(Records from a data source)
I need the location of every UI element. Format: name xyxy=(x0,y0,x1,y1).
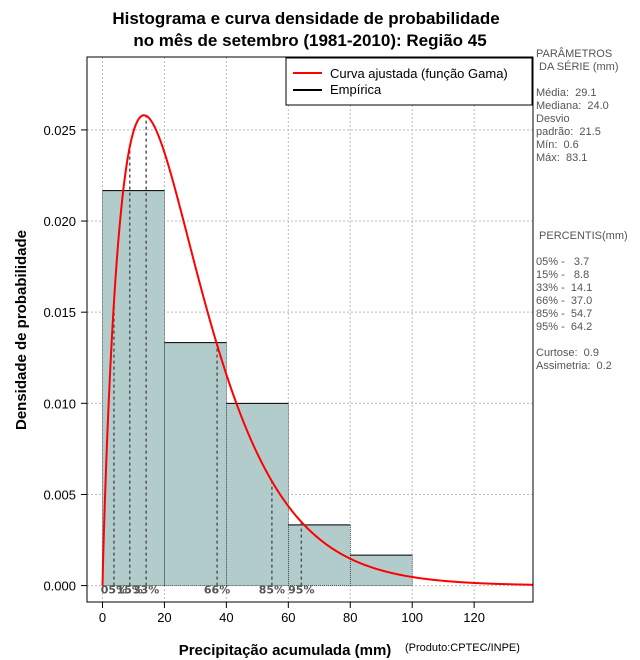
percentile-lines: 05%15%33% 66% 85% 95% xyxy=(101,115,314,597)
percentile-label-95: 95% xyxy=(288,584,314,597)
y-axis: 0.000 0.005 0.010 0.015 0.020 0.025 xyxy=(43,123,87,594)
histogram-bar xyxy=(226,403,289,586)
stat-skewness: Assimetria: 0.2 xyxy=(536,360,612,372)
stat-max: Máx: 83.1 xyxy=(536,152,588,164)
stat-std-label: Desvio xyxy=(536,113,570,125)
percentile-label-15: 15% xyxy=(117,584,143,597)
histogram-bars xyxy=(102,190,413,586)
percentile-label-33: 33% xyxy=(133,584,159,597)
percentile-33: 33% - 14.1 xyxy=(536,282,593,294)
plot-frame xyxy=(86,56,534,603)
stat-kurtosis: Curtose: 0.9 xyxy=(536,347,599,359)
y-tick-label: 0.010 xyxy=(43,396,76,411)
stats-header-line-2: DA SÉRIE (mm) xyxy=(536,61,619,73)
y-tick-label: 0.020 xyxy=(43,214,76,229)
percentile-label-05: 05% xyxy=(101,584,127,597)
stats-header-line-1: PARÂMETROS xyxy=(536,48,613,60)
legend-box xyxy=(285,57,533,106)
x-axis-label: Precipitação acumulada (mm) xyxy=(179,642,392,659)
gamma-curve xyxy=(101,114,534,586)
credit-text: (Produto:CPTEC/INPE) xyxy=(405,642,520,654)
x-tick-label: 40 xyxy=(219,610,233,625)
x-tick-label: 0 xyxy=(99,610,106,625)
chart-title-line-1: Histograma e curva densidade de probabil… xyxy=(112,9,499,28)
stat-mean: Média: 29.1 xyxy=(536,87,597,99)
x-tick-label: 60 xyxy=(281,610,295,625)
percentile-85: 85% - 54.7 xyxy=(536,308,593,320)
x-tick-label: 100 xyxy=(401,610,423,625)
histogram-bar xyxy=(164,342,227,586)
stat-std: padrão: 21.5 xyxy=(536,126,601,138)
histogram-bar xyxy=(288,524,351,586)
legend-label-empirical: Empírica xyxy=(330,82,382,97)
y-tick-label: 0.000 xyxy=(43,579,76,594)
chart-title-line-2: no mês de setembro (1981-2010): Região 4… xyxy=(133,31,486,50)
percentile-05: 05% - 3.7 xyxy=(536,256,590,268)
percentile-label-85: 85% xyxy=(259,584,285,597)
x-axis: 0 20 40 60 80 100 120 xyxy=(99,602,485,625)
y-tick-label: 0.025 xyxy=(43,123,76,138)
percentile-label-66: 66% xyxy=(204,584,230,597)
legend-label-fit: Curva ajustada (função Gama) xyxy=(330,66,508,81)
percentiles-header: PERCENTIS(mm) xyxy=(536,230,628,242)
x-tick-label: 20 xyxy=(157,610,171,625)
x-tick-label: 120 xyxy=(463,610,485,625)
stat-min: Mín: 0.6 xyxy=(536,139,579,151)
y-tick-label: 0.015 xyxy=(43,305,76,320)
gamma-curve-path xyxy=(101,114,534,586)
percentile-95: 95% - 64.2 xyxy=(536,321,593,333)
y-tick-label: 0.005 xyxy=(43,487,76,502)
histogram-bar xyxy=(102,190,165,586)
percentile-66: 66% - 37.0 xyxy=(536,295,593,307)
y-axis-label: Densidade de probabilidade xyxy=(13,230,30,430)
percentile-15: 15% - 8.8 xyxy=(536,269,590,281)
stat-median: Mediana: 24.0 xyxy=(536,100,609,112)
series-parameters-panel: PARÂMETROS DA SÉRIE (mm) Média: 29.1 Med… xyxy=(536,48,640,373)
x-tick-label: 80 xyxy=(343,610,357,625)
legend: Curva ajustada (função Gama) Empírica xyxy=(285,57,533,106)
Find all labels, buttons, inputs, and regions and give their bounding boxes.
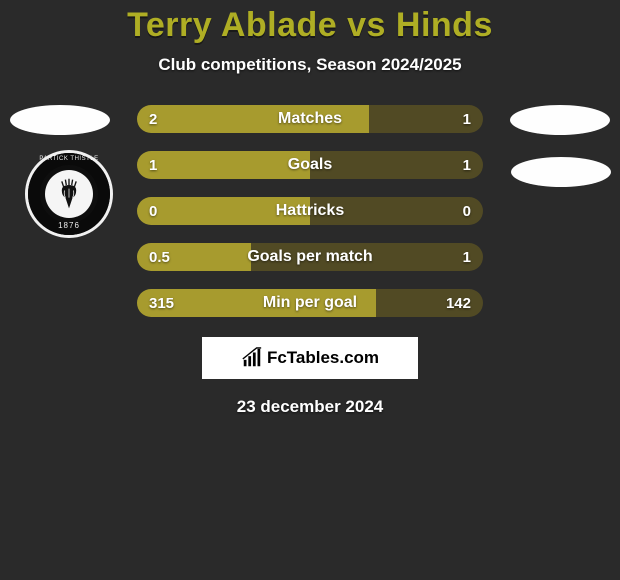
stat-row: Hattricks0 0 (137, 197, 483, 225)
crest-top-text: PARTICK THISTLE (25, 156, 113, 162)
content-area: PARTICK THISTLE 1876 Matches21Goals11Hat… (0, 105, 620, 417)
thistle-icon (51, 176, 87, 212)
stat-value-right: 1 (451, 243, 483, 271)
watermark: FcTables.com (202, 337, 418, 379)
stat-label: Goals per match (137, 243, 483, 271)
date-text: 23 december 2024 (0, 397, 620, 417)
crest-year: 1876 (25, 221, 113, 230)
stat-label: Matches (137, 105, 483, 133)
comparison-card: Terry Ablade vs Hinds Club competitions,… (0, 0, 620, 580)
stat-row: Goals1 1 (137, 151, 483, 179)
team-logo-left-1 (10, 105, 110, 135)
stat-label: Min per goal (137, 289, 483, 317)
stat-label: Goals (137, 151, 483, 179)
watermark-text: FcTables.com (267, 348, 379, 368)
subtitle: Club competitions, Season 2024/2025 (0, 55, 620, 75)
stat-value-right: 0 (451, 197, 483, 225)
stat-bars: Matches21Goals11Hattricks00Goals per mat… (137, 105, 483, 317)
team-logo-right-1 (510, 105, 610, 135)
stat-value-right: 142 (434, 289, 483, 317)
stat-value-left: 0 (137, 197, 169, 225)
stat-value-right: 1 (451, 151, 483, 179)
stat-value-left: 315 (137, 289, 186, 317)
page-title: Terry Ablade vs Hinds (0, 6, 620, 45)
stat-value-left: 2 (137, 105, 169, 133)
club-crest: PARTICK THISTLE 1876 (25, 150, 113, 238)
stat-value-left: 0.5 (137, 243, 182, 271)
stat-row: Min per goal315 142 (137, 289, 483, 317)
team-logo-right-2 (511, 157, 611, 187)
stat-value-right: 1 (451, 105, 483, 133)
stat-row: Goals per match0.5 1 (137, 243, 483, 271)
crest-inner (45, 170, 93, 218)
stat-value-left: 1 (137, 151, 169, 179)
stat-label: Hattricks (137, 197, 483, 225)
chart-icon (241, 347, 263, 369)
stat-row: Matches2 1 (137, 105, 483, 133)
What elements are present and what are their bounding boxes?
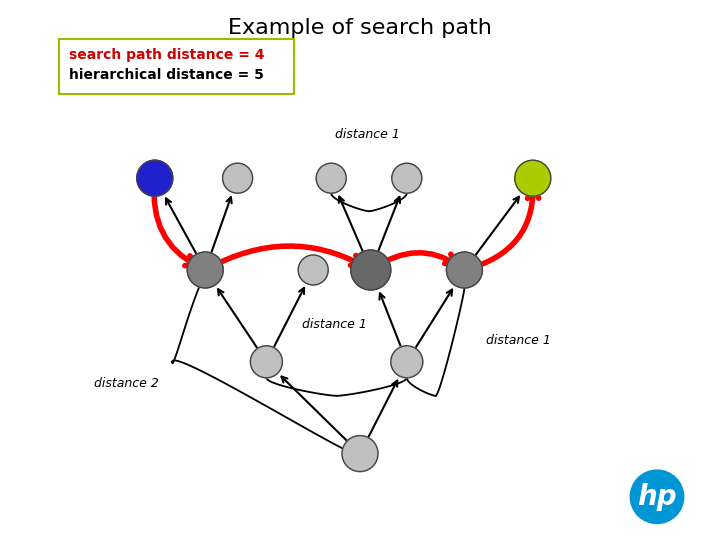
- Circle shape: [187, 252, 223, 288]
- Circle shape: [351, 250, 391, 290]
- Text: distance 1: distance 1: [335, 129, 400, 141]
- Circle shape: [342, 436, 378, 471]
- Text: hp: hp: [637, 483, 677, 511]
- Text: distance 1: distance 1: [486, 334, 551, 347]
- Circle shape: [222, 163, 253, 193]
- Circle shape: [316, 163, 346, 193]
- Text: Example of search path: Example of search path: [228, 18, 492, 38]
- Circle shape: [137, 160, 173, 196]
- FancyBboxPatch shape: [59, 38, 294, 94]
- Circle shape: [630, 470, 684, 524]
- Circle shape: [298, 255, 328, 285]
- Text: hierarchical distance = 5: hierarchical distance = 5: [69, 69, 264, 83]
- Circle shape: [391, 346, 423, 378]
- Circle shape: [251, 346, 282, 378]
- Circle shape: [446, 252, 482, 288]
- Text: distance 1: distance 1: [302, 318, 367, 330]
- Text: search path distance = 4: search path distance = 4: [69, 48, 265, 62]
- Circle shape: [392, 163, 422, 193]
- Text: distance 2: distance 2: [94, 377, 158, 390]
- Circle shape: [515, 160, 551, 196]
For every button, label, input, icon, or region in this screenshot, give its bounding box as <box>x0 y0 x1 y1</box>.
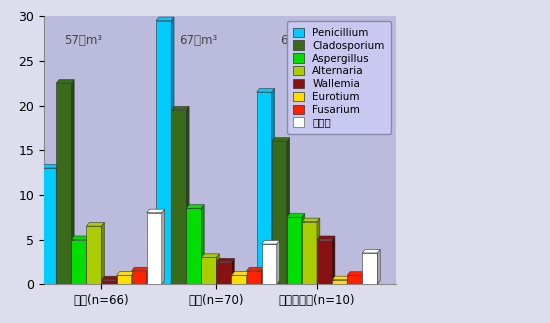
Polygon shape <box>246 267 265 271</box>
Polygon shape <box>287 214 305 217</box>
Bar <box>56 83 72 284</box>
Polygon shape <box>162 209 164 284</box>
Polygon shape <box>41 164 59 168</box>
Bar <box>186 208 201 284</box>
Polygon shape <box>86 223 104 226</box>
Bar <box>41 168 56 284</box>
Polygon shape <box>317 218 320 284</box>
Polygon shape <box>287 138 290 284</box>
Bar <box>302 222 317 284</box>
Polygon shape <box>201 254 219 257</box>
Polygon shape <box>216 254 219 284</box>
Bar <box>72 240 86 284</box>
Polygon shape <box>186 106 189 284</box>
Bar <box>86 226 101 284</box>
Polygon shape <box>171 17 174 284</box>
Polygon shape <box>72 236 89 240</box>
Polygon shape <box>101 223 104 284</box>
Polygon shape <box>302 214 305 284</box>
Polygon shape <box>186 205 204 208</box>
Polygon shape <box>362 272 365 284</box>
Polygon shape <box>201 205 204 284</box>
Bar <box>117 275 131 284</box>
Polygon shape <box>377 249 380 284</box>
Polygon shape <box>117 276 119 284</box>
Polygon shape <box>117 272 135 275</box>
Bar <box>332 280 347 284</box>
Polygon shape <box>317 236 335 240</box>
Polygon shape <box>272 138 290 141</box>
Bar <box>171 110 186 284</box>
Polygon shape <box>171 106 189 110</box>
Bar <box>257 92 272 284</box>
Text: 62／m³: 62／m³ <box>280 35 318 47</box>
Bar <box>147 213 162 284</box>
Text: 57／m³: 57／m³ <box>64 35 102 47</box>
Polygon shape <box>246 272 250 284</box>
Bar <box>262 244 277 284</box>
Bar <box>362 253 377 284</box>
Bar <box>347 275 362 284</box>
Bar <box>272 141 287 284</box>
Polygon shape <box>277 240 279 284</box>
Polygon shape <box>332 236 335 284</box>
Text: 67／m³: 67／m³ <box>179 35 218 47</box>
Bar <box>216 262 232 284</box>
Bar <box>246 271 262 284</box>
Polygon shape <box>272 89 274 284</box>
Polygon shape <box>302 218 320 222</box>
Polygon shape <box>232 258 234 284</box>
Polygon shape <box>101 276 119 280</box>
Polygon shape <box>257 89 274 92</box>
Bar <box>201 257 216 284</box>
Polygon shape <box>147 209 164 213</box>
Legend: Penicillium, Cladosporium, Aspergillus, Alternaria, Wallemia, Eurotium, Fusarium: Penicillium, Cladosporium, Aspergillus, … <box>287 21 391 134</box>
Polygon shape <box>86 236 89 284</box>
Bar <box>156 21 171 284</box>
Polygon shape <box>56 164 59 284</box>
Bar <box>232 275 246 284</box>
Bar <box>131 271 147 284</box>
Polygon shape <box>56 79 74 83</box>
Polygon shape <box>72 79 74 284</box>
Polygon shape <box>131 267 150 271</box>
Bar <box>101 280 117 284</box>
Polygon shape <box>332 276 350 280</box>
Polygon shape <box>262 267 265 284</box>
Bar <box>317 240 332 284</box>
Polygon shape <box>262 240 279 244</box>
Polygon shape <box>216 258 234 262</box>
Polygon shape <box>347 272 365 275</box>
Polygon shape <box>347 276 350 284</box>
Bar <box>287 217 302 284</box>
Polygon shape <box>232 272 250 275</box>
Polygon shape <box>156 17 174 21</box>
Polygon shape <box>131 272 135 284</box>
Polygon shape <box>362 249 380 253</box>
Polygon shape <box>147 267 150 284</box>
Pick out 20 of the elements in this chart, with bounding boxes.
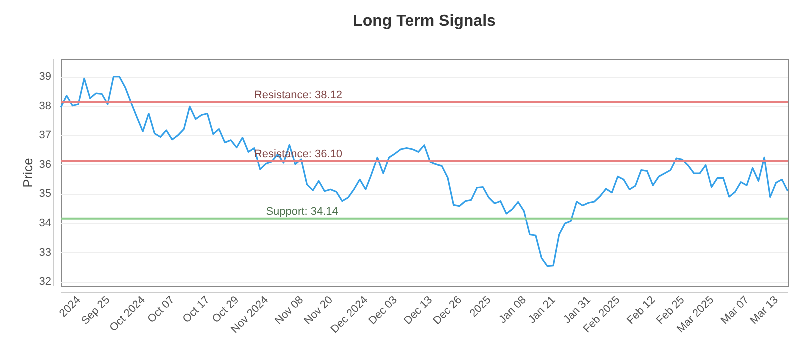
y-tick-label: 33 <box>39 246 52 259</box>
x-tick-label: Jan 21 <box>526 294 558 326</box>
y-tick-label: 35 <box>39 188 52 200</box>
x-tick-label: Oct 17 <box>180 294 212 326</box>
y-axis-title: Price <box>20 158 36 188</box>
y-tick-label: 38 <box>39 100 52 112</box>
chart-title: Long Term Signals <box>353 13 496 30</box>
x-tick-label: Jan 08 <box>497 294 529 326</box>
y-tick-label: 39 <box>39 71 52 84</box>
ref-line-label: Support: 34.14 <box>266 206 338 218</box>
x-tick-label: Dec 03 <box>366 294 400 328</box>
y-tick-label: 37 <box>39 130 52 142</box>
line-series <box>60 76 789 268</box>
x-tick-label: Mar 13 <box>748 294 782 327</box>
x-tick-label: Oct 07 <box>146 294 178 326</box>
x-tick-label: Dec 26 <box>431 294 464 328</box>
ref-line-label: Resistance: 38.12 <box>254 89 343 102</box>
y-tick-label: 34 <box>39 218 52 230</box>
y-tick-label: 36 <box>39 158 52 171</box>
y-tick-label: 32 <box>39 276 52 288</box>
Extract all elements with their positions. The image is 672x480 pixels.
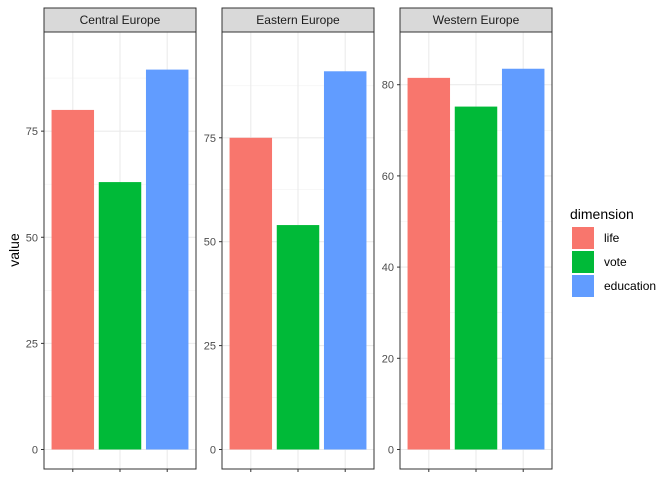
bar-life bbox=[407, 77, 451, 450]
y-tick-label: 75 bbox=[204, 133, 216, 145]
bar-vote bbox=[454, 106, 498, 450]
bar-vote bbox=[276, 225, 320, 450]
bar-education bbox=[501, 68, 545, 450]
legend-key-life bbox=[572, 227, 594, 249]
facet-strip bbox=[221, 7, 375, 33]
y-tick-label: 80 bbox=[382, 80, 394, 92]
facet-label: Western Europe bbox=[433, 13, 520, 27]
bar-vote bbox=[98, 182, 142, 450]
y-tick-label: 40 bbox=[382, 262, 394, 274]
facet-label: Eastern Europe bbox=[256, 13, 340, 27]
legend-label-life: life bbox=[604, 231, 620, 245]
y-tick-label: 25 bbox=[204, 341, 216, 353]
y-tick-label: 50 bbox=[204, 237, 216, 249]
legend-label-vote: vote bbox=[604, 255, 627, 269]
bar-life bbox=[51, 109, 95, 450]
y-tick-label: 0 bbox=[210, 445, 216, 457]
y-axis-title: value bbox=[6, 233, 22, 267]
legend-key-education bbox=[572, 275, 594, 297]
y-tick-label: 25 bbox=[26, 338, 38, 350]
bar-education bbox=[145, 69, 189, 450]
facet-strip bbox=[43, 7, 197, 33]
legend-key-vote bbox=[572, 251, 594, 273]
bar-life bbox=[229, 137, 273, 450]
legend-label-education: education bbox=[604, 279, 656, 293]
bar-education bbox=[323, 71, 367, 450]
legend: dimension life vote education bbox=[570, 206, 656, 297]
y-tick-label: 0 bbox=[32, 445, 38, 457]
y-tick-label: 60 bbox=[382, 171, 394, 183]
panel-eastern-europe: Eastern Europe 0 25 50 75 bbox=[204, 7, 375, 472]
facet-label: Central Europe bbox=[80, 13, 161, 27]
y-tick-label: 20 bbox=[382, 353, 394, 365]
y-tick-label: 50 bbox=[26, 232, 38, 244]
legend-title: dimension bbox=[570, 206, 634, 222]
y-tick-label: 75 bbox=[26, 126, 38, 138]
panel-central-europe: Central Europe 0 25 50 75 bbox=[26, 7, 197, 472]
panel-western-europe: Western Europe 0 20 40 60 80 bbox=[382, 7, 553, 472]
y-tick-label: 0 bbox=[388, 445, 394, 457]
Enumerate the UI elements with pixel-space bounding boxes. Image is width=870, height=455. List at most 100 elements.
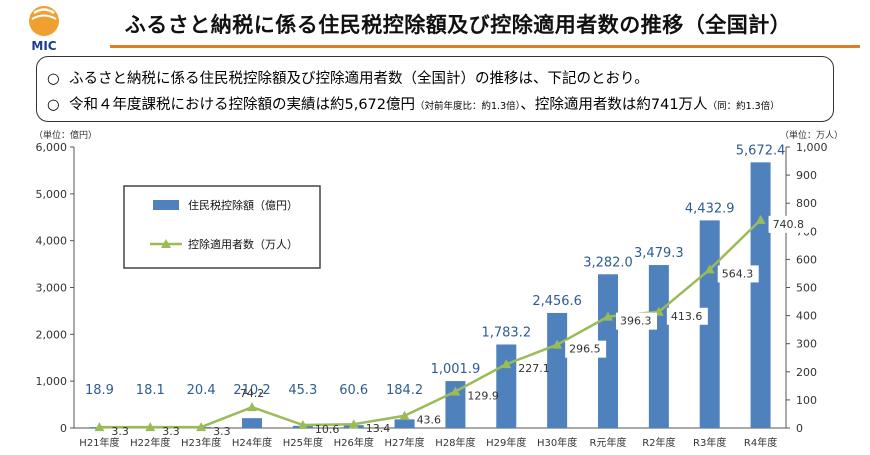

### AIM
Rewrite the stretch of the listing from the line containing "y-tick-label: 33 <box>39 246 52 259</box>" through the line containing "y-tick-label: 32 <box>39 276 52 288</box>", switching "ref-line-label" to "reference-line-label" and leaving everything else unchanged.

### FULL ANSWER
y-tick-label: 33 <box>39 246 52 259</box>
x-tick-label: Jan 21 <box>526 294 558 326</box>
y-tick-label: 35 <box>39 188 52 200</box>
x-tick-label: Oct 17 <box>180 294 212 326</box>
y-axis-title: Price <box>20 158 36 188</box>
y-tick-label: 38 <box>39 100 52 112</box>
chart-title: Long Term Signals <box>353 13 496 30</box>
x-tick-label: Jan 08 <box>497 294 529 326</box>
y-tick-label: 39 <box>39 71 52 84</box>
reference-line-label: Support: 34.14 <box>266 206 338 218</box>
x-tick-label: Dec 03 <box>366 294 400 328</box>
y-tick-label: 37 <box>39 130 52 142</box>
line-series <box>60 76 789 268</box>
x-tick-label: Mar 13 <box>748 294 782 327</box>
x-tick-label: Oct 07 <box>146 294 178 326</box>
x-tick-label: Dec 26 <box>431 294 464 328</box>
reference-line-label: Resistance: 38.12 <box>254 89 343 102</box>
y-tick-label: 34 <box>39 218 52 230</box>
y-tick-label: 36 <box>39 158 52 171</box>
y-tick-label: 32 <box>39 276 52 288</box>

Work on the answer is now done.